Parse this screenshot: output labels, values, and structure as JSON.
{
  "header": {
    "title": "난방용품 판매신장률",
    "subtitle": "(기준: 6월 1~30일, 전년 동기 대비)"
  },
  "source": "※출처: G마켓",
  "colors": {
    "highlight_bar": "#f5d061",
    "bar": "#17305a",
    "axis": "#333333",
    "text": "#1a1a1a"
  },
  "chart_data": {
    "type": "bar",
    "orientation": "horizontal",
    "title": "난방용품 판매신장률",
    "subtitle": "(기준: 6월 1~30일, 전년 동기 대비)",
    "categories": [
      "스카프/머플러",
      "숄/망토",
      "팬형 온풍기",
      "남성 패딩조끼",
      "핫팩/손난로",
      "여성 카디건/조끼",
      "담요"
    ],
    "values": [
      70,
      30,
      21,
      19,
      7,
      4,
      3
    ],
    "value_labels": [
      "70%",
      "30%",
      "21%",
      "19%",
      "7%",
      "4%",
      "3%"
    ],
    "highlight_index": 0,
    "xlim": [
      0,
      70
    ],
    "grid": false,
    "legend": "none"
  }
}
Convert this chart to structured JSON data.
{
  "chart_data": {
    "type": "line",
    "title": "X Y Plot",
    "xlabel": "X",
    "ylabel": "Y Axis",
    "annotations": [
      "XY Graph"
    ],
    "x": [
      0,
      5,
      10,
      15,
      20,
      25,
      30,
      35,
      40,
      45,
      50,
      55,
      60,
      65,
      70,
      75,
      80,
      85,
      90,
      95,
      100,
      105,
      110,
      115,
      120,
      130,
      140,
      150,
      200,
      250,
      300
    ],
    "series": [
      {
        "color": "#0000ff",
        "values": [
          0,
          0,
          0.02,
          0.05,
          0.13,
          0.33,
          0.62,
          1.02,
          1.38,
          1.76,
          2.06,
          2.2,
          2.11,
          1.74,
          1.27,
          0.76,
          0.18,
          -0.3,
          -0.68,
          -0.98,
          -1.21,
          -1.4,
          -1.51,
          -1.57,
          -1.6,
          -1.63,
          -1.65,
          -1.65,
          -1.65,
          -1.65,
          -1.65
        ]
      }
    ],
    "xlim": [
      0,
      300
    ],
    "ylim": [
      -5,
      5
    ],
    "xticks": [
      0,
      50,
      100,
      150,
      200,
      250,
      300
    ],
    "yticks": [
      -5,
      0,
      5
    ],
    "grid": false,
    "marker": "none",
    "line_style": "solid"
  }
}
━━━━
* Direction:
Transcribe every record above exactly as it appears.

* Problem solution:
Parse this screenshot: output labels, values, and structure as JSON.
{
  "header": {
    "title": "난방용품 판매신장률",
    "subtitle": "(기준: 6월 1~30일, 전년 동기 대비)"
  },
  "source": "※출처: G마켓",
  "colors": {
    "highlight_bar": "#f5d061",
    "bar": "#17305a",
    "axis": "#333333",
    "text": "#1a1a1a"
  },
  "chart_data": {
    "type": "bar",
    "orientation": "horizontal",
    "title": "난방용품 판매신장률",
    "subtitle": "(기준: 6월 1~30일, 전년 동기 대비)",
    "categories": [
      "스카프/머플러",
      "숄/망토",
      "팬형 온풍기",
      "남성 패딩조끼",
      "핫팩/손난로",
      "여성 카디건/조끼",
      "담요"
    ],
    "values": [
      70,
      30,
      21,
      19,
      7,
      4,
      3
    ],
    "value_labels": [
      "70%",
      "30%",
      "21%",
      "19%",
      "7%",
      "4%",
      "3%"
    ],
    "highlight_index": 0,
    "xlim": [
      0,
      70
    ],
    "grid": false,
    "legend": "none"
  }
}
Convert this chart to structured JSON data.
{
  "chart_data": {
    "type": "line",
    "title": "X Y Plot",
    "xlabel": "X",
    "ylabel": "Y Axis",
    "annotations": [
      "XY Graph"
    ],
    "x": [
      0,
      5,
      10,
      15,
      20,
      25,
      30,
      35,
      40,
      45,
      50,
      55,
      60,
      65,
      70,
      75,
      80,
      85,
      90,
      95,
      100,
      105,
      110,
      115,
      120,
      130,
      140,
      150,
      200,
      250,
      300
    ],
    "series": [
      {
        "color": "#0000ff",
        "values": [
          0,
          0,
          0.02,
          0.05,
          0.13,
          0.33,
          0.62,
          1.02,
          1.38,
          1.76,
          2.06,
          2.2,
          2.11,
          1.74,
          1.27,
          0.76,
          0.18,
          -0.3,
          -0.68,
          -0.98,
          -1.21,
          -1.4,
          -1.51,
          -1.57,
          -1.6,
          -1.63,
          -1.65,
          -1.65,
          -1.65,
          -1.65,
          -1.65
        ]
      }
    ],
    "xlim": [
      0,
      300
    ],
    "ylim": [
      -5,
      5
    ],
    "xticks": [
      0,
      50,
      100,
      150,
      200,
      250,
      300
    ],
    "yticks": [
      -5,
      0,
      5
    ],
    "grid": false,
    "marker": "none",
    "line_style": "solid"
  }
}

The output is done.